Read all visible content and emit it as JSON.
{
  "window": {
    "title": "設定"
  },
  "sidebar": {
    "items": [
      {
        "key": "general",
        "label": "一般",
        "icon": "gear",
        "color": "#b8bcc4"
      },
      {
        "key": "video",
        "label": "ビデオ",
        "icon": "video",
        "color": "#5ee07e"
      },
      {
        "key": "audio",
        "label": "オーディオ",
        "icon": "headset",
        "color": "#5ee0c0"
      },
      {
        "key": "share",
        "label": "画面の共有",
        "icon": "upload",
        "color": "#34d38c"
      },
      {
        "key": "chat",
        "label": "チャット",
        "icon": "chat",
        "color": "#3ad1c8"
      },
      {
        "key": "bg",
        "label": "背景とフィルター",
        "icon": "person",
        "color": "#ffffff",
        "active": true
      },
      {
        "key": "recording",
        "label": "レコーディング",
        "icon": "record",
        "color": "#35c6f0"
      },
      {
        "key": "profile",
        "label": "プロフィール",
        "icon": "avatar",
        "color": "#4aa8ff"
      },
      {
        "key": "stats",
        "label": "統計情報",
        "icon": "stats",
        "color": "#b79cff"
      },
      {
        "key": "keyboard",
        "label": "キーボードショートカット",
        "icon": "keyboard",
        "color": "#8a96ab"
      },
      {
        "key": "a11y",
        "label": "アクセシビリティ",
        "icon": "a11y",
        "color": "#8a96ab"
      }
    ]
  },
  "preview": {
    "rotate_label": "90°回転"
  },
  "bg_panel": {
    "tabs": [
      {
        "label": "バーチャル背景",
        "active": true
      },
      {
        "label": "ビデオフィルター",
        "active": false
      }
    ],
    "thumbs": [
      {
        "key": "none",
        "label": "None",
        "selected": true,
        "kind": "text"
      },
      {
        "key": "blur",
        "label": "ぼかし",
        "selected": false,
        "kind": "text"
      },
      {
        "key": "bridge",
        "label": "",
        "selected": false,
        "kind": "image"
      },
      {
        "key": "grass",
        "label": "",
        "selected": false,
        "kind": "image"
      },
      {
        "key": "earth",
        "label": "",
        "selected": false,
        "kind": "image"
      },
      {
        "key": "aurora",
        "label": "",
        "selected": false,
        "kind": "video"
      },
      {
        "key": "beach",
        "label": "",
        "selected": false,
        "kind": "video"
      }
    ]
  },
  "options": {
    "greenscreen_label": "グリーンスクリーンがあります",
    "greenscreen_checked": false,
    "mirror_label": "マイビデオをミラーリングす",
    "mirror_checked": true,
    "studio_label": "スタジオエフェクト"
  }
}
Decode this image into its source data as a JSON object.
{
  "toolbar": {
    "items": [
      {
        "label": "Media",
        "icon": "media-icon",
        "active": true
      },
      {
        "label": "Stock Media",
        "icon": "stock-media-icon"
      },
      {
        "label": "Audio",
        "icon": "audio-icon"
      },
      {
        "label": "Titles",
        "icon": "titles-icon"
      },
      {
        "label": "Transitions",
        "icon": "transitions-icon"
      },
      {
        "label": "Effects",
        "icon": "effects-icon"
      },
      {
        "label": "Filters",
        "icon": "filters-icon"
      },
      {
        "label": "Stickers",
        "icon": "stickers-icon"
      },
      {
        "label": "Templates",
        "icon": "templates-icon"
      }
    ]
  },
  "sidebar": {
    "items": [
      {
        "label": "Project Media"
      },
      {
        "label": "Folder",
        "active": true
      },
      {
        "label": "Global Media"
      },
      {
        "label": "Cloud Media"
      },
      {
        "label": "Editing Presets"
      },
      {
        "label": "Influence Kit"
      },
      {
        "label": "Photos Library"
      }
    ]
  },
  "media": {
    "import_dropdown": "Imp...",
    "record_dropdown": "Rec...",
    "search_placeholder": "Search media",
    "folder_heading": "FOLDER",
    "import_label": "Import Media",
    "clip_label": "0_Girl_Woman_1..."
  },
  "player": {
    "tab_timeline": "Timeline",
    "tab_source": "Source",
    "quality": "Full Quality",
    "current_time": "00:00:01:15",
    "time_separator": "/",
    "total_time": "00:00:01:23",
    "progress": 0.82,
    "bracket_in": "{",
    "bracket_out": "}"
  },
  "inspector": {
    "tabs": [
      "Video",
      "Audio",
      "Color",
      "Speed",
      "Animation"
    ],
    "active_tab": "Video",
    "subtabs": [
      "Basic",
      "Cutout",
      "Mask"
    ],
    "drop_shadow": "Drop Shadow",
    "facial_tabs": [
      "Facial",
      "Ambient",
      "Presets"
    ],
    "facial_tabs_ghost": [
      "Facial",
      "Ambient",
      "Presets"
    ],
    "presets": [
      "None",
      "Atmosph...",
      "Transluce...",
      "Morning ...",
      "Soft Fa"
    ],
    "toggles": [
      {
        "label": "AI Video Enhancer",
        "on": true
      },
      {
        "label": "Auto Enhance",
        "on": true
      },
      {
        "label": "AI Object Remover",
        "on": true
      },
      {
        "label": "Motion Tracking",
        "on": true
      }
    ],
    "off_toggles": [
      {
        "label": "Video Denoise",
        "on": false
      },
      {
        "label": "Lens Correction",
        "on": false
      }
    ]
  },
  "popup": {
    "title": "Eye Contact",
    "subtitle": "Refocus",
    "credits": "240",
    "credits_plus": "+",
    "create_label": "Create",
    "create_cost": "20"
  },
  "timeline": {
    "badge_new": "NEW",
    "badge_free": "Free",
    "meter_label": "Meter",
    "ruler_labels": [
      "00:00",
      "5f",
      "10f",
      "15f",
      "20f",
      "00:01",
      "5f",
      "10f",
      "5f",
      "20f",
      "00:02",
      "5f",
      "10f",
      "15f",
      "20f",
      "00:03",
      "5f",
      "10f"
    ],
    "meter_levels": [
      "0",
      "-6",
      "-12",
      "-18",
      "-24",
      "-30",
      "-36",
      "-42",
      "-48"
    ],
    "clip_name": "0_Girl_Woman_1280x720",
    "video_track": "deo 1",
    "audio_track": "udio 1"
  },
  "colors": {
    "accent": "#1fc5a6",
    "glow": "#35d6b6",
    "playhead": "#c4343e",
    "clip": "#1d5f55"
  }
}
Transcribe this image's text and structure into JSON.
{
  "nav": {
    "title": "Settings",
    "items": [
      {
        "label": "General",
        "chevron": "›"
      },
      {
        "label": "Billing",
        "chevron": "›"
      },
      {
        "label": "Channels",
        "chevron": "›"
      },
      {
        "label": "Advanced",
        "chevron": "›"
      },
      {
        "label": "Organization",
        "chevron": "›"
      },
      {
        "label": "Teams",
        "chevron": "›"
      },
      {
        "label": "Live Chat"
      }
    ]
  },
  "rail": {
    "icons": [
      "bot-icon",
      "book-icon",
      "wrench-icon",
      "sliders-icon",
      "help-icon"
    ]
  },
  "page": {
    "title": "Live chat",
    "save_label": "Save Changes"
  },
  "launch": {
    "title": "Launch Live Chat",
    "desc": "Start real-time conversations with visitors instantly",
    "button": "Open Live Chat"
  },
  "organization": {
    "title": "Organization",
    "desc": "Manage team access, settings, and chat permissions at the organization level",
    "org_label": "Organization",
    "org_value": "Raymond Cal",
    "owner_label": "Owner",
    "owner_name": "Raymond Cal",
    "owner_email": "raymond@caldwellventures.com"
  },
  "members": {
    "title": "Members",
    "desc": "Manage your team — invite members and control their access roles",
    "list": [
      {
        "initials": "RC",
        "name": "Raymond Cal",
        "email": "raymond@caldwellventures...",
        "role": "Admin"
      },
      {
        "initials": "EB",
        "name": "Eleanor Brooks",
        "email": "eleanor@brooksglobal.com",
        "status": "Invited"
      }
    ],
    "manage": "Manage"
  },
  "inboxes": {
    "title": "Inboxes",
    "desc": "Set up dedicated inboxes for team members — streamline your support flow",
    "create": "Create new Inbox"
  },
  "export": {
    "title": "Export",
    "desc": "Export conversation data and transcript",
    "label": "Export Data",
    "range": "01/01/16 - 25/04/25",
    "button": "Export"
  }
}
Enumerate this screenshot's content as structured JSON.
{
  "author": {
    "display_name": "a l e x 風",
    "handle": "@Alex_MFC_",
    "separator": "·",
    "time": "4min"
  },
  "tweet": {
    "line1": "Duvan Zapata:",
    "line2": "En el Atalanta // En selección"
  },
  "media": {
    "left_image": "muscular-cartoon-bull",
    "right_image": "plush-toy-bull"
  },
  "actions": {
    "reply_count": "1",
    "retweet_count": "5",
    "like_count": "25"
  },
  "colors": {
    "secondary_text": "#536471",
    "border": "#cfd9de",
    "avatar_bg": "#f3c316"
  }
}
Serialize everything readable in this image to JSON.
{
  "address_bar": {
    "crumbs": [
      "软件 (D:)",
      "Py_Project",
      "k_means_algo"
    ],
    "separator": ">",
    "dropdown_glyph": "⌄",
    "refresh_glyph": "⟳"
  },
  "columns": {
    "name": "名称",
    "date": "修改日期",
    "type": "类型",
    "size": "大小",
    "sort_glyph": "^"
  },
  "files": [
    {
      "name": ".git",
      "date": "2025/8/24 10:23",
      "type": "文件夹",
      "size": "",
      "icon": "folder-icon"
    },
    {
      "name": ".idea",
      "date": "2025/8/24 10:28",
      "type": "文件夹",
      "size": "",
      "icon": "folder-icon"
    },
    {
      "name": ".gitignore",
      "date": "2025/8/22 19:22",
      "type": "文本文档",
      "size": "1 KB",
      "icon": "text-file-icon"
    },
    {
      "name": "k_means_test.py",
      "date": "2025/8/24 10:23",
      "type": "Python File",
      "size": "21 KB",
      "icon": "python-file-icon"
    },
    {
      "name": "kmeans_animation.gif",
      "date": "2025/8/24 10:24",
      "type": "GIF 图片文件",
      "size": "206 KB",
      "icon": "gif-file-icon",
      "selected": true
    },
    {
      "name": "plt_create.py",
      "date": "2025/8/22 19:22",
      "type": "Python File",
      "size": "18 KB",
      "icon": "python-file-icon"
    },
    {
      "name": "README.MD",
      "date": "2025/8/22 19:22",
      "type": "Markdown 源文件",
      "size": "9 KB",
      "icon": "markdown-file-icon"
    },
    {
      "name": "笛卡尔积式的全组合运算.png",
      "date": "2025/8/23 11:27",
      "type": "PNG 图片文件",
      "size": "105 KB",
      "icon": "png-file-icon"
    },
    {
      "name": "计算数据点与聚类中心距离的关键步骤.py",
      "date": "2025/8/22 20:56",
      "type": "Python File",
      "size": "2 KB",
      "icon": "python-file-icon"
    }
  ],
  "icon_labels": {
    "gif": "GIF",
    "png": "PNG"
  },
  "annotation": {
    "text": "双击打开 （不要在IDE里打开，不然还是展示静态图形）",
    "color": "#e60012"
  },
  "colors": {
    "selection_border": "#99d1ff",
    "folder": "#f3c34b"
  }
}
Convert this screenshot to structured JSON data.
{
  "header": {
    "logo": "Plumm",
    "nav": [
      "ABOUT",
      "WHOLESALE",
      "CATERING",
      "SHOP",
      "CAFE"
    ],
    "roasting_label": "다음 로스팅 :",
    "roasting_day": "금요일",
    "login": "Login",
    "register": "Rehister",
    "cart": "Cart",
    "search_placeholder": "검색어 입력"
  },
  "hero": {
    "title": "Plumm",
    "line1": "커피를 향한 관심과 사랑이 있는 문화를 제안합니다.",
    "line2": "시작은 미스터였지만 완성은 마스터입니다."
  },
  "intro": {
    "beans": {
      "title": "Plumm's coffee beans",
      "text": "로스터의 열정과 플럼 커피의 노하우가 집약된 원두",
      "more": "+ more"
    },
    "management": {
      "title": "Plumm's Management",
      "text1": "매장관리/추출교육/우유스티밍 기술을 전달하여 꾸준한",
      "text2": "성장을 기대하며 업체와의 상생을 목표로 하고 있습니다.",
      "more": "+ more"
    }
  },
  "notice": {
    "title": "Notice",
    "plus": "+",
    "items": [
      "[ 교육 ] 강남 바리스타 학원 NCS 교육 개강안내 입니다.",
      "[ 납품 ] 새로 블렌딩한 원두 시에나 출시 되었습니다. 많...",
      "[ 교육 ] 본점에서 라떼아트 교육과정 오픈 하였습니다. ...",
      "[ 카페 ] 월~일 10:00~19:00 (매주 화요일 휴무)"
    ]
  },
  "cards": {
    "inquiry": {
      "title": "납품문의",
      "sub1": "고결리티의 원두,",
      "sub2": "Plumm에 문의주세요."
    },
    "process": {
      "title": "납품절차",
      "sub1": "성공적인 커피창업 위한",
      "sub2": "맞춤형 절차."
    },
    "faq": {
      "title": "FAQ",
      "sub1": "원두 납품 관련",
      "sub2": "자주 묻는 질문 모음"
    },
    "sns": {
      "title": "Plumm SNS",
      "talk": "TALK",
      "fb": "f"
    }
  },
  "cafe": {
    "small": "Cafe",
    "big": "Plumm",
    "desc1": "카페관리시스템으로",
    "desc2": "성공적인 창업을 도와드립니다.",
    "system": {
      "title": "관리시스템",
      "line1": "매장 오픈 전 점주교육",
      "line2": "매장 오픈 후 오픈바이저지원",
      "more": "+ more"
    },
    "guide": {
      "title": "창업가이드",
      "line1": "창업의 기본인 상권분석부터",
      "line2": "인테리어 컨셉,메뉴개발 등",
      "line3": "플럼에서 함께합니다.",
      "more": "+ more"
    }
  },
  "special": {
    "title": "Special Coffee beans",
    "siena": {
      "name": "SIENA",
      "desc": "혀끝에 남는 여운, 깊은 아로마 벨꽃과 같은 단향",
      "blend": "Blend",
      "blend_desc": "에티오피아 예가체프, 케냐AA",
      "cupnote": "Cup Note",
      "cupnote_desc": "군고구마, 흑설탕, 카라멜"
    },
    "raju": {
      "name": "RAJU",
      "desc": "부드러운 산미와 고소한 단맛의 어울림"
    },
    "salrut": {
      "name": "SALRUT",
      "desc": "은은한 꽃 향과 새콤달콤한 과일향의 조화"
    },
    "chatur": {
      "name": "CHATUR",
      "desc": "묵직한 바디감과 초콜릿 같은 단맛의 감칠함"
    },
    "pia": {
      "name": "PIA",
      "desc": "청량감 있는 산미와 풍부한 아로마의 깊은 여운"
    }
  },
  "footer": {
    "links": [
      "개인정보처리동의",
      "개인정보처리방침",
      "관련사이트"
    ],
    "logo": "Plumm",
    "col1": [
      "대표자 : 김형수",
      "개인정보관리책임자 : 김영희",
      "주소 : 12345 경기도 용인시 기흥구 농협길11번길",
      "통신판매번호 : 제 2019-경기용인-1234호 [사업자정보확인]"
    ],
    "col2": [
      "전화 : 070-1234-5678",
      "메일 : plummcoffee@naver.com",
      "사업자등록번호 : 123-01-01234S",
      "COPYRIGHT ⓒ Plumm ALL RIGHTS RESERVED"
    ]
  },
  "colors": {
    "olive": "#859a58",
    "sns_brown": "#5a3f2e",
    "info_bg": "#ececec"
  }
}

════

Task goal: All lines in the data that contain the word "caldwellventures" should be copied.

Response to this exercise:
    "owner_email": "raymond@caldwellventures.com"
        "email": "raymond@caldwellventures...",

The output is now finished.